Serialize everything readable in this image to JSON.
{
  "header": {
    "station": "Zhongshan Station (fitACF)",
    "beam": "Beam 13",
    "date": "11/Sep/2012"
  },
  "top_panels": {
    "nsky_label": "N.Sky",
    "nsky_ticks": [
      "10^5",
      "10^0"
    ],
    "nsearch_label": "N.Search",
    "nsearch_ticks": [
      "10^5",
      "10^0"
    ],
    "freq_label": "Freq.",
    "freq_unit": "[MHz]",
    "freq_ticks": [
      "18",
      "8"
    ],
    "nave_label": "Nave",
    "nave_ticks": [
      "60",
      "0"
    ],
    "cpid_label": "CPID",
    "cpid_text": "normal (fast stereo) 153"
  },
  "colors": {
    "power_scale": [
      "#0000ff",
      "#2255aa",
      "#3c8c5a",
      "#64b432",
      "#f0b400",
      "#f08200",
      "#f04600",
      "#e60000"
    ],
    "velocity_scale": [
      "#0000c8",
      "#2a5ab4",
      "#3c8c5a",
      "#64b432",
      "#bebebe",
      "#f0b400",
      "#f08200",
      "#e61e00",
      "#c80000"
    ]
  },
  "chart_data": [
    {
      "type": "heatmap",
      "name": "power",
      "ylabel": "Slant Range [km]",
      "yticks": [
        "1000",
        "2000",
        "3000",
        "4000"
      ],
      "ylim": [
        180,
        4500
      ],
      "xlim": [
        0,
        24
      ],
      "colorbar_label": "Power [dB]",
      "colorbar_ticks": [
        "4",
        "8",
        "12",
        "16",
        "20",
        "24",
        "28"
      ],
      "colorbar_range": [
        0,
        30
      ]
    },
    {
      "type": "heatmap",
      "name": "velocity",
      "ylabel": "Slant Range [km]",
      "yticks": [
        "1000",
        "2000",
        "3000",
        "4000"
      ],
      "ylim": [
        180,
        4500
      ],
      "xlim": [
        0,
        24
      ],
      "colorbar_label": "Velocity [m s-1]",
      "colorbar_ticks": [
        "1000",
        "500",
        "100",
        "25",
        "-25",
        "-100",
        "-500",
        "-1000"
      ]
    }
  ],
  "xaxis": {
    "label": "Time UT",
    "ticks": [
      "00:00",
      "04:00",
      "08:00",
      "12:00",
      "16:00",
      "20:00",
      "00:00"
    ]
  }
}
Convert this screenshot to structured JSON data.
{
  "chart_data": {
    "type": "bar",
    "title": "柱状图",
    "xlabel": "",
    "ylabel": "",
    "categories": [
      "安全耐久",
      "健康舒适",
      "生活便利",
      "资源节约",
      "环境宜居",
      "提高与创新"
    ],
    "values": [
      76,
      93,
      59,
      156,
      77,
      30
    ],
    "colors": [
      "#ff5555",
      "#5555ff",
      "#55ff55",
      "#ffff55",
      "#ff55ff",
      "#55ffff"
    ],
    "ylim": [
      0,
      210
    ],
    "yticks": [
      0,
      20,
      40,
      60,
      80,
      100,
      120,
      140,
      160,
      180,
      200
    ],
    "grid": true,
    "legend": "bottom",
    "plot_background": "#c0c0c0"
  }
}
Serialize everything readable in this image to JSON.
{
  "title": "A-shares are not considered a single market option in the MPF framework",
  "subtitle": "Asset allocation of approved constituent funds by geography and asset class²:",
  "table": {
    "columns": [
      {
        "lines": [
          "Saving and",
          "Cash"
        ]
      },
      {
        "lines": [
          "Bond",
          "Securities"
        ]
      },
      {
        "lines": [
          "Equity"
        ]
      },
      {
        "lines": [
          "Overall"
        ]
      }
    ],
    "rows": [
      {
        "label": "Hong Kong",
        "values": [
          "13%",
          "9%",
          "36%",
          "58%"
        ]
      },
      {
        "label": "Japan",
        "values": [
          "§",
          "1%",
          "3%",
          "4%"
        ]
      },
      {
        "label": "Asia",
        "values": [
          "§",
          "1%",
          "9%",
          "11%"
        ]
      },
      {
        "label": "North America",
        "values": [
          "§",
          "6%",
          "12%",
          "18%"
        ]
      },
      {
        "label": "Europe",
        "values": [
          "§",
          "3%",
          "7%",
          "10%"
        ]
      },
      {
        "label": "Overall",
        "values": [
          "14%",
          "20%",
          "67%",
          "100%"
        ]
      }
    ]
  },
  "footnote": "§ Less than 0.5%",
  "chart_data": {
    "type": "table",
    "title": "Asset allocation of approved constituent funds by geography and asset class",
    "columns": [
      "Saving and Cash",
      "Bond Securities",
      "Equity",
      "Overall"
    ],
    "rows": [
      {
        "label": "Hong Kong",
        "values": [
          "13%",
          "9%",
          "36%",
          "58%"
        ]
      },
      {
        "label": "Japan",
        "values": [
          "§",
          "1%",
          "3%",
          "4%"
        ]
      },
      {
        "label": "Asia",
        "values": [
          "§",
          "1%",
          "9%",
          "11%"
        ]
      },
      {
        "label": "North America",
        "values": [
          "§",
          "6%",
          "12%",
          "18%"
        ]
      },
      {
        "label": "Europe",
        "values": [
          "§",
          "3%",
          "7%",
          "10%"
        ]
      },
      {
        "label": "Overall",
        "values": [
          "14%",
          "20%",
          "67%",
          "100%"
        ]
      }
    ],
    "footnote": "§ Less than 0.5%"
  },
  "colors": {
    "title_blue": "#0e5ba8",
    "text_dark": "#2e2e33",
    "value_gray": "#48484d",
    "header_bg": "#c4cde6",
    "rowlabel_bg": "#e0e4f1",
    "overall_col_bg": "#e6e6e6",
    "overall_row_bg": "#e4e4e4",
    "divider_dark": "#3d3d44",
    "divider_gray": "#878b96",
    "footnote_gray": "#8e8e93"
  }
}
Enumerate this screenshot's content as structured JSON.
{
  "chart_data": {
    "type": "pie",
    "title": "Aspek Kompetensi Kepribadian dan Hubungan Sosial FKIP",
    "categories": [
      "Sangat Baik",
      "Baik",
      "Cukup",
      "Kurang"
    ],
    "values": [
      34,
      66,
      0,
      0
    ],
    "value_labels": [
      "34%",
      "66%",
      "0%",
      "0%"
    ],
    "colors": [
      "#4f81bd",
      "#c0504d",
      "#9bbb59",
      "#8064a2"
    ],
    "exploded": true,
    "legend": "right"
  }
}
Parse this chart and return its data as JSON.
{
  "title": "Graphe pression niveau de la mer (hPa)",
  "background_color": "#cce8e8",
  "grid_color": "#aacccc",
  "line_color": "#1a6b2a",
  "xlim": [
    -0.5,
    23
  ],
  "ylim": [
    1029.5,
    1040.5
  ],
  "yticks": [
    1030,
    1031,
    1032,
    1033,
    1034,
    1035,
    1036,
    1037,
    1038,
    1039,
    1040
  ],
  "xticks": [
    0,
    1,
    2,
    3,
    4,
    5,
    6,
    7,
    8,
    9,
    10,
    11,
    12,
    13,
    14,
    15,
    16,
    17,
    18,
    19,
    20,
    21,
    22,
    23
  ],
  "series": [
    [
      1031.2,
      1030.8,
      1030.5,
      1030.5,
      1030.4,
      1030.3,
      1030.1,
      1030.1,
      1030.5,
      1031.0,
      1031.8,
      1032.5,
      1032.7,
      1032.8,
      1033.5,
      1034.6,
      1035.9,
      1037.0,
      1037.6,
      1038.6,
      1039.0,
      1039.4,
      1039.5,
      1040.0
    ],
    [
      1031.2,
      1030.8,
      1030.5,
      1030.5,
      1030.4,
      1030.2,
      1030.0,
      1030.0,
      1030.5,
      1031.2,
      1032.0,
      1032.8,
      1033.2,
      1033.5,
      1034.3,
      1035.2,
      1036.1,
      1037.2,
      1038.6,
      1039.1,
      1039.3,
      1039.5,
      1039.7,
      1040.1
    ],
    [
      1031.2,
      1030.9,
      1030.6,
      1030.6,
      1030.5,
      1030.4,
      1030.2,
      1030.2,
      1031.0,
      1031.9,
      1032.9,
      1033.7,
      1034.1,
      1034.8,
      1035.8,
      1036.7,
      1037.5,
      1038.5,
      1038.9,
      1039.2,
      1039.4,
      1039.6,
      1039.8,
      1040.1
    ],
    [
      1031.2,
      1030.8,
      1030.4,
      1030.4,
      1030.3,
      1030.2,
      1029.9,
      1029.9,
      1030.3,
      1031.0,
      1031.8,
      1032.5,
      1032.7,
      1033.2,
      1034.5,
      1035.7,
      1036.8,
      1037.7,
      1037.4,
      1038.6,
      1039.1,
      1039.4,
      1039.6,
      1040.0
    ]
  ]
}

===

■ **WHAT TO DO**
Across the material above, how many lines include the string "Less"? Only the number is wanted.

■ **EXERCISE RESULT**
2